Task details | Find the string "Evidence" in the listing and report every line that has it.

───── Supplied entries

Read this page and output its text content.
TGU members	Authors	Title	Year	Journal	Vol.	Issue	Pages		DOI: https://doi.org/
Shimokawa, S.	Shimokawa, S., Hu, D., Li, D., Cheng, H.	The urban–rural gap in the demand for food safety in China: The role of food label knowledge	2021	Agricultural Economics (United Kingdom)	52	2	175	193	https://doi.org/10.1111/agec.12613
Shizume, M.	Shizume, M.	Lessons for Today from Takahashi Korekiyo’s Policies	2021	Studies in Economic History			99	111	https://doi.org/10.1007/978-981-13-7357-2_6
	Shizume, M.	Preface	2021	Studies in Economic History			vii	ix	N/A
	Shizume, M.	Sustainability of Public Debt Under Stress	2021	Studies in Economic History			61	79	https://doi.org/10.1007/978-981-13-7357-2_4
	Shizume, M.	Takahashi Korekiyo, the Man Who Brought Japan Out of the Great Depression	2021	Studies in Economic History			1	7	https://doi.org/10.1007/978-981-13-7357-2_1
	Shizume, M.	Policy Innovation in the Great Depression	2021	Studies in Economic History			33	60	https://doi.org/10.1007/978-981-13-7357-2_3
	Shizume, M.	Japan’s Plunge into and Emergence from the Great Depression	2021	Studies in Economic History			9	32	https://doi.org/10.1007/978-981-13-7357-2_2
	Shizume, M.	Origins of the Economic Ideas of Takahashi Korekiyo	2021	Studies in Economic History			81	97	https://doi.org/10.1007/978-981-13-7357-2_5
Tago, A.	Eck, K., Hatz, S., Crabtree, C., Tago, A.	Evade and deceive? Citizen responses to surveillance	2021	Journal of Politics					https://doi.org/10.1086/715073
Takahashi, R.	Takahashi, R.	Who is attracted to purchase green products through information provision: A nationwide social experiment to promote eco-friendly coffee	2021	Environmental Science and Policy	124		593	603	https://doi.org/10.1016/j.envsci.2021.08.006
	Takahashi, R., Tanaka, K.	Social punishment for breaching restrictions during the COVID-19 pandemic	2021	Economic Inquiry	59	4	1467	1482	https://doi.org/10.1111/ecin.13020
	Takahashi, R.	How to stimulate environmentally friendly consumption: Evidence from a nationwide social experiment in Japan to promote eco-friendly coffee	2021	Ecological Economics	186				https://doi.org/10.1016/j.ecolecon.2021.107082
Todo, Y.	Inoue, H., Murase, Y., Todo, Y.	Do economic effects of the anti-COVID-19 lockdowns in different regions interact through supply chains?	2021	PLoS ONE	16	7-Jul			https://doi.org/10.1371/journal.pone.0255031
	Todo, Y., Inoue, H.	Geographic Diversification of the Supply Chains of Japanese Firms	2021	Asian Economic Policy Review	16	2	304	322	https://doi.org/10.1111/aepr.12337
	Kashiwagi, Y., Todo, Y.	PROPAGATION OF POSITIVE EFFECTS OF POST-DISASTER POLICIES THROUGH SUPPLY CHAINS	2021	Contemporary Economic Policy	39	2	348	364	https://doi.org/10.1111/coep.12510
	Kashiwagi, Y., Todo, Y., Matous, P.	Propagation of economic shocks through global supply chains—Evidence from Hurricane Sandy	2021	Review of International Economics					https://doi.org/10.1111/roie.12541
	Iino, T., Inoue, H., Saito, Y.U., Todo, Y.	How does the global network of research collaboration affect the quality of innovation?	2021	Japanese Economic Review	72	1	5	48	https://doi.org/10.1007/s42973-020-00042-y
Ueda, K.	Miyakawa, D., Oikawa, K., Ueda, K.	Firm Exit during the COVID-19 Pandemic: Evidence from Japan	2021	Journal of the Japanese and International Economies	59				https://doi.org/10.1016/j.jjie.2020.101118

──────────

Solution to this exercise |
	Takahashi, R.	How to stimulate environmentally friendly consumption: Evidence from a nationwide social experiment in Japan to promote eco-friendly coffee	2021	Ecological Economics	186				https://doi.org/10.1016/j.ecolecon.2021.107082
	Kashiwagi, Y., Todo, Y., Matous, P.	Propagation of economic shocks through global supply chains—Evidence from Hurricane Sandy	2021	Review of International Economics					https://doi.org/10.1111/roie.12541
Ueda, K.	Miyakawa, D., Oikawa, K., Ueda, K.	Firm Exit during the COVID-19 Pandemic: Evidence from Japan	2021	Journal of the Japanese and International Economies	59				https://doi.org/10.1016/j.jjie.2020.101118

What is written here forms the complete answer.